About fifteen minutes into “Fifty Shades Darker” the person sitting next to me in the theater started snoring loudly, and missed about half an hour of the movie due to his nap. I deeply envy this person.
To be fair to the second installment of the trilogy centered around the character of Anastasia Steele, a name that gets no less cringe-inducing with repetition, it is a bit more enjoyable to watch than the first film.
The plot of the movie is as asinine as it is atrocious, with the sadistic and creepy millionaire Christian Grey coming to a photo gallery where Anastasia’s friend is putting on an exhibit of posed photographs of her. Grey proceeds to buy every single one of the photos because he doesn’t like people “gawking” at Anastasia. He then begs her to take him back over dinner, promising no more punishments or contracts and that he wouldn’t try to control her life anymore. She says yes. Sex ensues.
That isn’t even the first ten minutes of the movie. And things don’t stop being that contrived and idiotic throughout.
The snoring gentleman tuned out around the time that Grey reveals he has complex NSA-like dossiers on all the female characters in these films because he has “his people” evaluate his “potential submissives.” It gets pretty weird.

▶ _Materials provided_
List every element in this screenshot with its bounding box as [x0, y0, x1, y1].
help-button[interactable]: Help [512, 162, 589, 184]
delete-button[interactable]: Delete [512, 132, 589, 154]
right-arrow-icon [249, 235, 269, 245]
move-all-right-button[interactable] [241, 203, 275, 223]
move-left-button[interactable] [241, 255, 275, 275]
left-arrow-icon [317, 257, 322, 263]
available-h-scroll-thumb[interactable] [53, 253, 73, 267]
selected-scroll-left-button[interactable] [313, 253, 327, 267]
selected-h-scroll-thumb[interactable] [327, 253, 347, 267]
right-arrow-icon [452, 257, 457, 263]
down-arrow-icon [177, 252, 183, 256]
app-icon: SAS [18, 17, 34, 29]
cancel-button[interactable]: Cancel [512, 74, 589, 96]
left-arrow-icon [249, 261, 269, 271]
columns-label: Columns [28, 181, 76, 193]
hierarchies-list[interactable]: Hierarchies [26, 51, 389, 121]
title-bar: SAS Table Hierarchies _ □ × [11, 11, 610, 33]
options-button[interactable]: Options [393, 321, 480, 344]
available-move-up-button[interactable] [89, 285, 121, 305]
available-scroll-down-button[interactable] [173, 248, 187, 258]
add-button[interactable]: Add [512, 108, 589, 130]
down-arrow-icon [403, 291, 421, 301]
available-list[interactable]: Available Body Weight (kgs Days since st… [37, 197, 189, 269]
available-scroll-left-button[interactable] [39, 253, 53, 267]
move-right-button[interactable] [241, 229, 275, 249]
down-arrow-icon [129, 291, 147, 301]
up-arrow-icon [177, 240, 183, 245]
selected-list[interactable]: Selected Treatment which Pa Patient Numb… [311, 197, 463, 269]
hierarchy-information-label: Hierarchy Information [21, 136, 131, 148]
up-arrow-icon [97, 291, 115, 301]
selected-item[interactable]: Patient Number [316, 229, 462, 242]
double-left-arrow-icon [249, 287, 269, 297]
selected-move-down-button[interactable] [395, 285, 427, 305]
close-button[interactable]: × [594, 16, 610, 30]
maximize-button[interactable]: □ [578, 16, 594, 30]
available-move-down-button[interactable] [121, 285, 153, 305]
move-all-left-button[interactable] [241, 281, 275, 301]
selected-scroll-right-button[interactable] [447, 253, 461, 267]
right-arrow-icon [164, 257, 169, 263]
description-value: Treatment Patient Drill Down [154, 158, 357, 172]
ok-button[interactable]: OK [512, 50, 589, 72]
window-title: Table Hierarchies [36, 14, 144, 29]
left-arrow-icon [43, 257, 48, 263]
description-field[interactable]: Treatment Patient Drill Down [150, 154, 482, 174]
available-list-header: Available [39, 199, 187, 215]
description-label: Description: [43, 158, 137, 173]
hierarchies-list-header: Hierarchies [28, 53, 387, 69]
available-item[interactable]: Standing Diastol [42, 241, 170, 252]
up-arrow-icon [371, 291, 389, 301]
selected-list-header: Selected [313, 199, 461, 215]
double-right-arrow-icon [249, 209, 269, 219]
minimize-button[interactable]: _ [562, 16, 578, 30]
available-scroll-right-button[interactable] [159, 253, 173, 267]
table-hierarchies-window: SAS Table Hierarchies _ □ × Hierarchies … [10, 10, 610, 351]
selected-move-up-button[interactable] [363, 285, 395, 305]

▶ _Exercises_
A - Print the portion of the movie review that begins with the words containing "To be fair to" and ends with "yes. Sex ensues.", word for word.
B - How many lines in the listing contain the string "move"? Give only the number.
The movie review and the listing are unrelated to each other.

▶ _Set of answers_
A -
To be fair to the second installment of the trilogy centered around the character of Anastasia Steele, a name that gets no less cringe-inducing with repetition, it is a bit more enjoyable to watch than the first film.
The plot of the movie is as asinine as it is atrocious, with the sadistic and creepy millionaire Christian Grey coming to a photo gallery where Anastasia’s friend is putting on an exhibit of posed photographs of her. Grey proceeds to buy every single one of the photos because he doesn’t like people “gawking” at Anastasia. He then begs her to take him back over dinner, promising no more punishments or contracts and that he wouldn’t try to control her life anymore. She says yes. Sex ensues.

B - 8